# TASK DESCRIPTION:
Reproduce all the entries precisely.

# RECORDS PROVIDED:
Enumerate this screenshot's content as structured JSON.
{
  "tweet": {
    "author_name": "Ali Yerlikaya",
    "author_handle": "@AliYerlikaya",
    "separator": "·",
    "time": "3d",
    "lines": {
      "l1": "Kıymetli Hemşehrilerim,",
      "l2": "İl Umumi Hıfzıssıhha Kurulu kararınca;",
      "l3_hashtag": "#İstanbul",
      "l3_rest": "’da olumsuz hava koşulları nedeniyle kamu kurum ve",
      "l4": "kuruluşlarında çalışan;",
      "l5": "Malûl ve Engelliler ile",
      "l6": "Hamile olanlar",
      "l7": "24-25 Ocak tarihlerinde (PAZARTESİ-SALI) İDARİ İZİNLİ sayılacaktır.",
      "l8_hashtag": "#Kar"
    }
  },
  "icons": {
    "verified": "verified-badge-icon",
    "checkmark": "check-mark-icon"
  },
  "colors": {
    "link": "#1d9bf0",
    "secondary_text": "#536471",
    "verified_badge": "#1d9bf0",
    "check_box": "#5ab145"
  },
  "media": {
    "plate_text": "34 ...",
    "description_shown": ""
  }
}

# FULL SOLUTION:
Enumerate this screenshot's content as structured JSON.
{
  "tweet": {
    "author_name": "Ali Yerlikaya",
    "author_handle": "@AliYerlikaya",
    "separator": "·",
    "time": "3d",
    "lines": {
      "l1": "Kıymetli Hemşehrilerim,",
      "l2": "İl Umumi Hıfzıssıhha Kurulu kararınca;",
      "l3_hashtag": "#İstanbul",
      "l3_rest": "’da olumsuz hava koşulları nedeniyle kamu kurum ve",
      "l4": "kuruluşlarında çalışan;",
      "l5": "Malûl ve Engelliler ile",
      "l6": "Hamile olanlar",
      "l7": "24-25 Ocak tarihlerinde (PAZARTESİ-SALI) İDARİ İZİNLİ sayılacaktır.",
      "l8_hashtag": "#Kar"
    }
  },
  "icons": {
    "verified": "verified-badge-icon",
    "checkmark": "check-mark-icon"
  },
  "colors": {
    "link": "#1d9bf0",
    "secondary_text": "#536471",
    "verified_badge": "#1d9bf0",
    "check_box": "#5ab145"
  },
  "media": {
    "plate_text": "34 ...",
    "description_shown": ""
  }
}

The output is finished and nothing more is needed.